Locate every line in the records below that holds the word "Police" and return each one.

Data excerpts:
<<<<

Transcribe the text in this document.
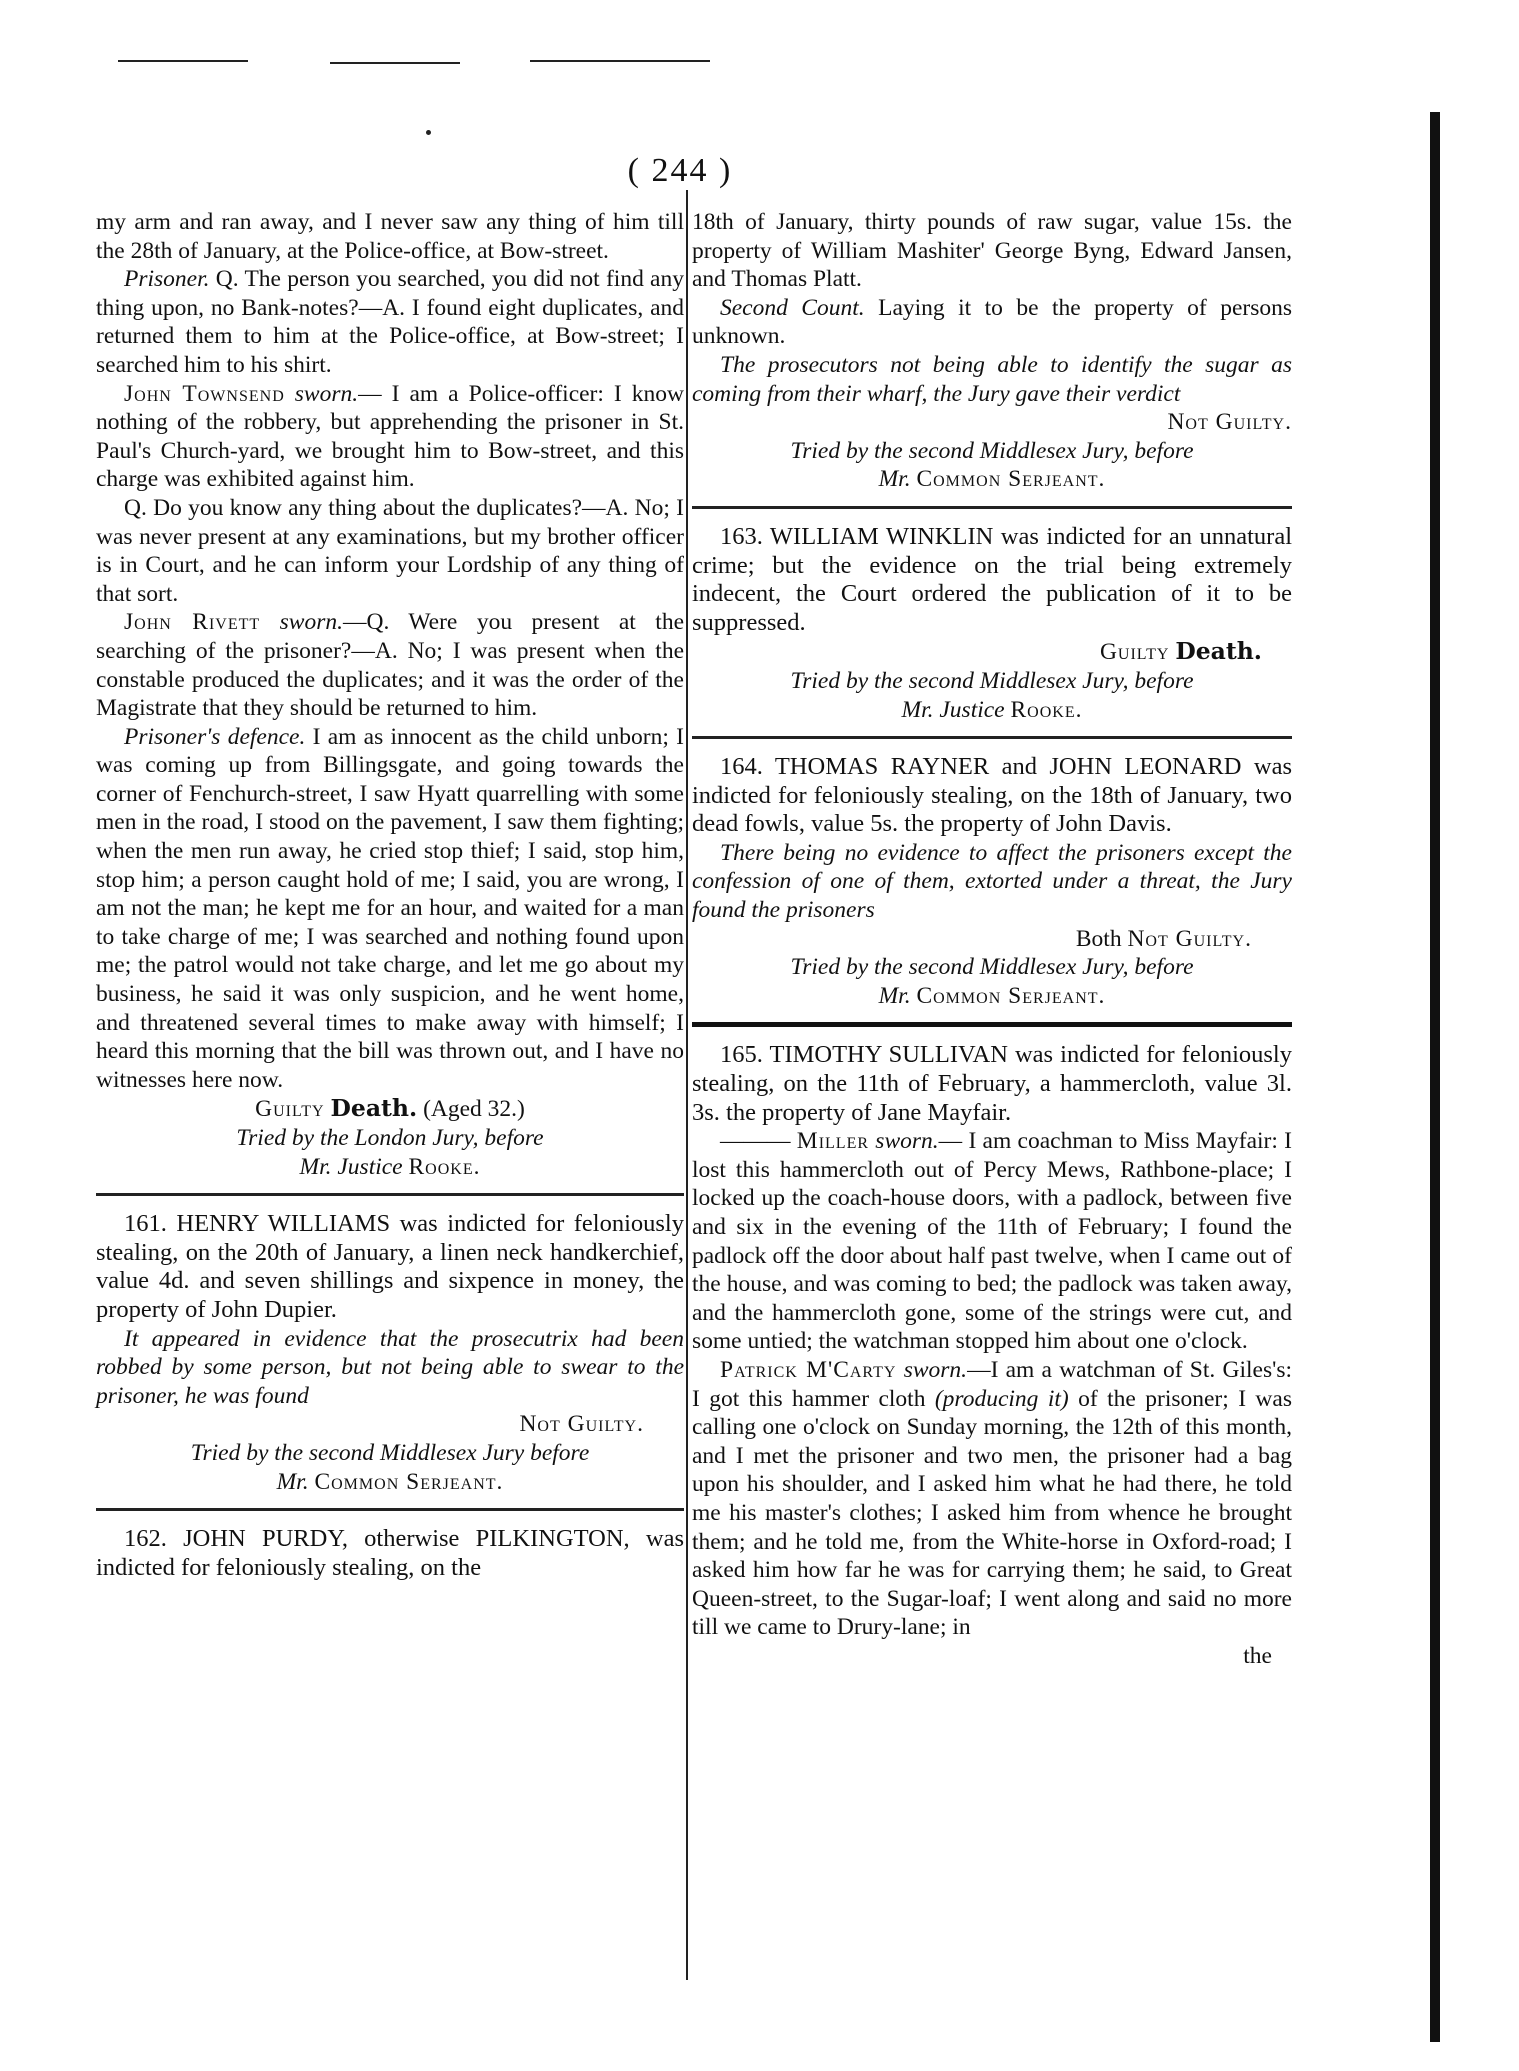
( 244 )

my arm and ran away, and I never saw any thing of him till the 28th of January, at the Police-office, at Bow-street.

Prisoner. Q. The person you searched, you did not find any thing upon, no Bank-notes?—A. I found eight duplicates, and returned them to him at the Police-office, at Bow-street; I searched him to his shirt.

John Townsend sworn.— I am a Police-officer: I know nothing of the robbery, but apprehending the prisoner in St. Paul's Church-yard, we brought him to Bow-street, and this charge was exhibited against him.

Q. Do you know any thing about the duplicates?—A. No; I was never present at any examinations, but my brother officer is in Court, and he can inform your Lordship of any thing of that sort.

John Rivett sworn.—Q. Were you present at the searching of the prisoner?—A. No; I was present when the constable produced the duplicates; and it was the order of the Magistrate that they should be returned to him.

Prisoner's defence. I am as innocent as the child unborn; I was coming up from Billingsgate, and going towards the corner of Fenchurch-street, I saw Hyatt quarrelling with some men in the road, I stood on the pavement, I saw them fighting; when the men run away, he cried stop thief; I said, stop him, stop him; a person caught hold of me; I said, you are wrong, I am not the man; he kept me for an hour, and waited for a man to take charge of me; I was searched and nothing found upon me; the patrol would not take charge, and let me go about my business, he said it was only suspicion, and he went home, and threatened several times to make away with himself; I heard this morning that the bill was thrown out, and I have no witnesses here now.

Guilty Death. (Aged 32.)

Tried by the London Jury, before

Mr. Justice Rooke.

161. HENRY WILLIAMS was indicted for feloniously stealing, on the 20th of January, a linen neck handkerchief, value 4d. and seven shillings and sixpence in money, the property of John Dupier.

It appeared in evidence that the prosecutrix had been robbed by some person, but not being able to swear to the prisoner, he was found

Not Guilty.

Tried by the second Middlesex Jury before

Mr. Common Serjeant.

162. JOHN PURDY, otherwise PILKINGTON, was indicted for feloniously stealing, on the

18th of January, thirty pounds of raw sugar, value 15s. the property of William Mashiter' George Byng, Edward Jansen, and Thomas Platt.

Second Count. Laying it to be the property of persons unknown.

The prosecutors not being able to identify the sugar as coming from their wharf, the Jury gave their verdict

Not Guilty.

Tried by the second Middlesex Jury, before

Mr. Common Serjeant.

163. WILLIAM WINKLIN was indicted for an unnatural crime; but the evidence on the trial being extremely indecent, the Court ordered the publication of it to be suppressed.

Guilty Death.

Tried by the second Middlesex Jury, before

Mr. Justice Rooke.

164. THOMAS RAYNER and JOHN LEONARD was indicted for feloniously stealing, on the 18th of January, two dead fowls, value 5s. the property of John Davis.

There being no evidence to affect the prisoners except the confession of one of them, extorted under a threat, the Jury found the prisoners

Both Not Guilty.

Tried by the second Middlesex Jury, before

Mr. Common Serjeant.

165. TIMOTHY SULLIVAN was indicted for feloniously stealing, on the 11th of February, a hammercloth, value 3l. 3s. the property of Jane Mayfair.

——— Miller sworn.— I am coachman to Miss Mayfair: I lost this hammercloth out of Percy Mews, Rathbone-place; I locked up the coach-house doors, with a padlock, between five and six in the evening of the 11th of February; I found the padlock off the door about half past twelve, when I came out of the house, and was coming to bed; the padlock was taken away, and the hammercloth gone, some of the strings were cut, and some untied; the watchman stopped him about one o'clock.

Patrick M'Carty sworn.—I am a watchman of St. Giles's: I got this hammer cloth (producing it) of the prisoner; I was calling one o'clock on Sunday morning, the 12th of this month, and I met the prisoner and two men, the prisoner had a bag upon his shoulder, and I asked him what he had there, he told me his master's clothes; I asked him from whence he brought them; and he told me, from the White-horse in Oxford-road; I asked him how far he was for carrying them; he said, to Great Queen-street, to the Sugar-loaf; I went along and said no more till we came to Drury-lane; in

the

>>>>

== Exercise output ==
my arm and ran away, and I never saw any thing of him till the 28th of January, at the Police-office, at Bow-street.
Prisoner. Q. The person you searched, you did not find any thing upon, no Bank-notes?—A. I found eight duplicates, and returned them to him at the Police-office, at Bow-street; I searched him to his shirt.
John Townsend sworn.— I am a Police-officer: I know nothing of the robbery, but apprehending the prisoner in St. Paul's Church-yard, we brought him to Bow-street, and this charge was exhibited against him.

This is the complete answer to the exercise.